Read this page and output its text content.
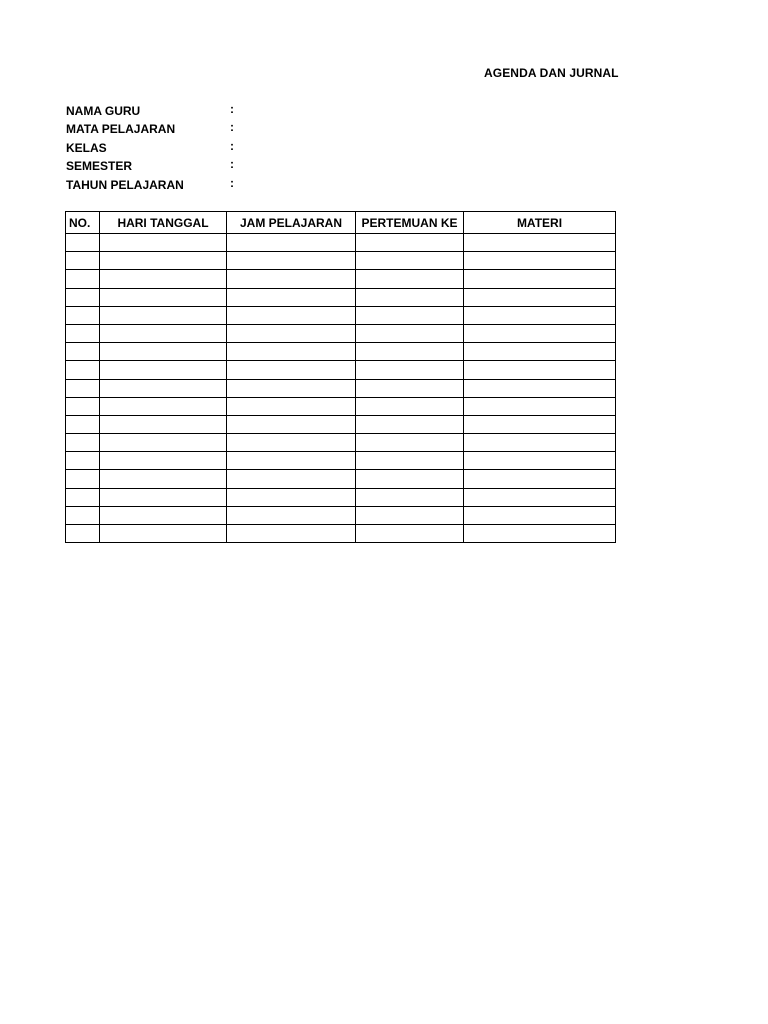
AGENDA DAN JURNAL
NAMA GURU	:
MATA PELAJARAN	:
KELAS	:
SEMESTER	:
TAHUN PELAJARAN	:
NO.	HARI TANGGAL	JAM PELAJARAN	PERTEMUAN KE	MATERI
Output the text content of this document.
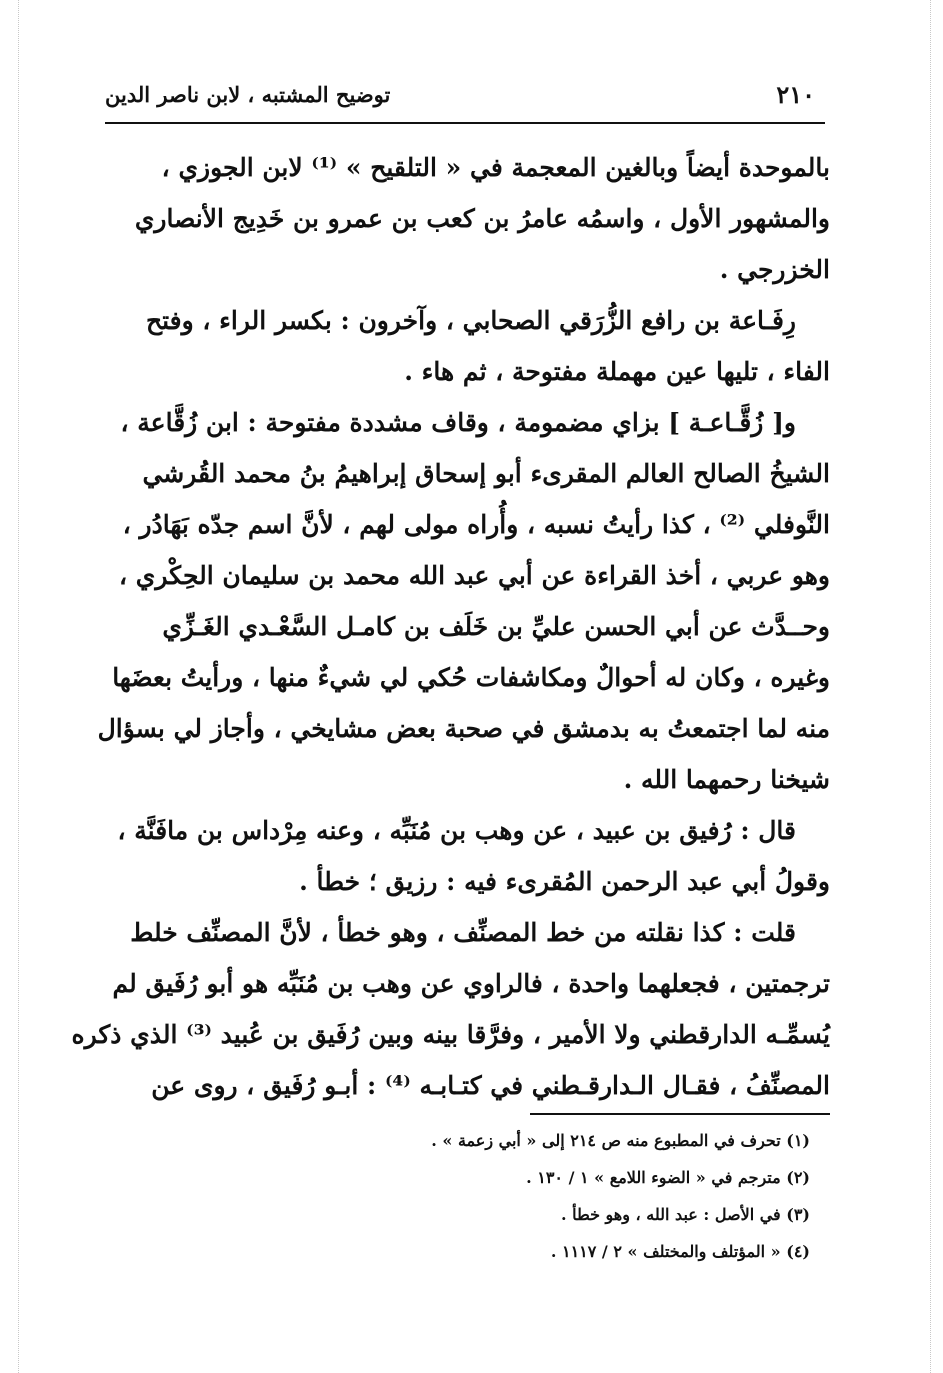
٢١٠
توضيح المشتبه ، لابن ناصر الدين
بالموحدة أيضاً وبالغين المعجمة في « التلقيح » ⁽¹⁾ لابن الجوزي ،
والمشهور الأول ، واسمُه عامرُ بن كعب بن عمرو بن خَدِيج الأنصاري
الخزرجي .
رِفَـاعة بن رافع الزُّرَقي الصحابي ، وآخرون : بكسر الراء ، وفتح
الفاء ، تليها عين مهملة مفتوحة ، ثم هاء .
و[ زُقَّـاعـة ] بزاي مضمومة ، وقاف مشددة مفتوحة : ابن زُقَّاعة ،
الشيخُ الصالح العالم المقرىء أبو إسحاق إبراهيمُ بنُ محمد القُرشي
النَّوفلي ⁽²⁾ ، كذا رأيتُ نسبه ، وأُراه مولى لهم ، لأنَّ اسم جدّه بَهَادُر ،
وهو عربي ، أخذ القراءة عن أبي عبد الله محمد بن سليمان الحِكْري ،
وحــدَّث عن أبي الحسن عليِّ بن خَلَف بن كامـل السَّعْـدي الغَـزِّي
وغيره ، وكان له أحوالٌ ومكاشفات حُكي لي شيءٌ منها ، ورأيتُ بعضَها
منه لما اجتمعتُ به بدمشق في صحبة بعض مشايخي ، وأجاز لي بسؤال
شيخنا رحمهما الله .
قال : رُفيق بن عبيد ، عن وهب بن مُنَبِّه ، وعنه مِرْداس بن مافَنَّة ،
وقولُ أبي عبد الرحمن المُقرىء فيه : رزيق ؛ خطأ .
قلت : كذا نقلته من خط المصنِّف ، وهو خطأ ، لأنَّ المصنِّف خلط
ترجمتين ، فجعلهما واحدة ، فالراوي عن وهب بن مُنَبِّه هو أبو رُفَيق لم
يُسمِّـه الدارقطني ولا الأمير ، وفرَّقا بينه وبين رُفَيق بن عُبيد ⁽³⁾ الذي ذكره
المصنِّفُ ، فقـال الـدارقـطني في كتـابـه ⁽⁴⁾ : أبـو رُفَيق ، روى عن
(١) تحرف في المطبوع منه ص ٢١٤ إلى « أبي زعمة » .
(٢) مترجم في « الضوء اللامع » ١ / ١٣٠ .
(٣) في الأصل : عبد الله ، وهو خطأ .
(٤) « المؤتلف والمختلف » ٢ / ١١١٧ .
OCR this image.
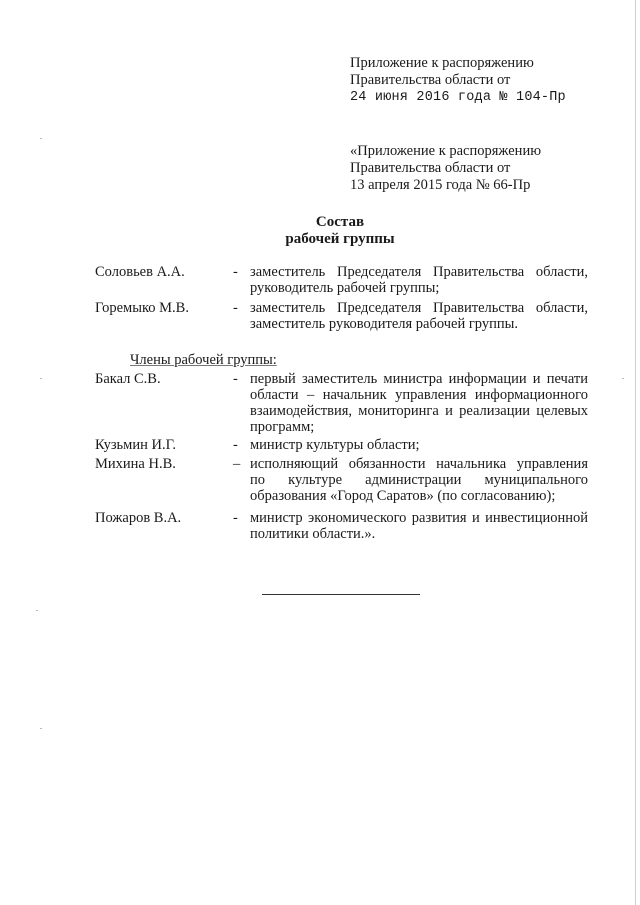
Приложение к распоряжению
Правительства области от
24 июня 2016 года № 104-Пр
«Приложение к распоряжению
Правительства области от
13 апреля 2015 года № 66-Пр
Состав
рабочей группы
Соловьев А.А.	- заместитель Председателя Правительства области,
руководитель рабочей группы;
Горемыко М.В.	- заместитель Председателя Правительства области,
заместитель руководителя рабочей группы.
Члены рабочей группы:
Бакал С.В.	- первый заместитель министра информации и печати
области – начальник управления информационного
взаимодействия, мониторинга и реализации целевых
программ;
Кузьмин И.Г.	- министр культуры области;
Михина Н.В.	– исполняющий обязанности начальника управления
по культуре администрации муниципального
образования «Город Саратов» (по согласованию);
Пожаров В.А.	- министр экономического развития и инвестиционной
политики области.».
..........
Each line of the data should be quoted exactly, with pictures left out.

Read this page and output its text content.
AGENDA DAN JURNAL
NAMA GURU	:
MATA PELAJARAN	:
KELAS	:
SEMESTER	:
TAHUN PELAJARAN	:
NO.	HARI TANGGAL	JAM PELAJARAN	PERTEMUAN KE	MATERI
Output the text content of this document.
٢١٠
توضيح المشتبه ، لابن ناصر الدين
بالموحدة أيضاً وبالغين المعجمة في « التلقيح » ⁽¹⁾ لابن الجوزي ،
والمشهور الأول ، واسمُه عامرُ بن كعب بن عمرو بن خَدِيج الأنصاري
الخزرجي .
رِفَـاعة بن رافع الزُّرَقي الصحابي ، وآخرون : بكسر الراء ، وفتح
الفاء ، تليها عين مهملة مفتوحة ، ثم هاء .
و[ زُقَّـاعـة ] بزاي مضمومة ، وقاف مشددة مفتوحة : ابن زُقَّاعة ،
الشيخُ الصالح العالم المقرىء أبو إسحاق إبراهيمُ بنُ محمد القُرشي
النَّوفلي ⁽²⁾ ، كذا رأيتُ نسبه ، وأُراه مولى لهم ، لأنَّ اسم جدّه بَهَادُر ،
وهو عربي ، أخذ القراءة عن أبي عبد الله محمد بن سليمان الحِكْري ،
وحــدَّث عن أبي الحسن عليِّ بن خَلَف بن كامـل السَّعْـدي الغَـزِّي
وغيره ، وكان له أحوالٌ ومكاشفات حُكي لي شيءٌ منها ، ورأيتُ بعضَها
منه لما اجتمعتُ به بدمشق في صحبة بعض مشايخي ، وأجاز لي بسؤال
شيخنا رحمهما الله .
قال : رُفيق بن عبيد ، عن وهب بن مُنَبِّه ، وعنه مِرْداس بن مافَنَّة ،
وقولُ أبي عبد الرحمن المُقرىء فيه : رزيق ؛ خطأ .
قلت : كذا نقلته من خط المصنِّف ، وهو خطأ ، لأنَّ المصنِّف خلط
ترجمتين ، فجعلهما واحدة ، فالراوي عن وهب بن مُنَبِّه هو أبو رُفَيق لم
يُسمِّـه الدارقطني ولا الأمير ، وفرَّقا بينه وبين رُفَيق بن عُبيد ⁽³⁾ الذي ذكره
المصنِّفُ ، فقـال الـدارقـطني في كتـابـه ⁽⁴⁾ : أبـو رُفَيق ، روى عن
(١) تحرف في المطبوع منه ص ٢١٤ إلى « أبي زعمة » .
(٢) مترجم في « الضوء اللامع » ١ / ١٣٠ .
(٣) في الأصل : عبد الله ، وهو خطأ .
(٤) « المؤتلف والمختلف » ٢ / ١١١٧ .
OCR this image.
Приложение к распоряжению
Правительства области от
24 июня 2016 года № 104-Пр
«Приложение к распоряжению
Правительства области от
13 апреля 2015 года № 66-Пр
Состав
рабочей группы
Соловьев А.А.	- заместитель Председателя Правительства области,
руководитель рабочей группы;
Горемыко М.В.	- заместитель Председателя Правительства области,
заместитель руководителя рабочей группы.
Члены рабочей группы:
Бакал С.В.	- первый заместитель министра информации и печати
области – начальник управления информационного
взаимодействия, мониторинга и реализации целевых
программ;
Кузьмин И.Г.	- министр культуры области;
Михина Н.В.	– исполняющий обязанности начальника управления
по культуре администрации муниципального
образования «Город Саратов» (по согласованию);
Пожаров В.А.	- министр экономического развития и инвестиционной
политики области.».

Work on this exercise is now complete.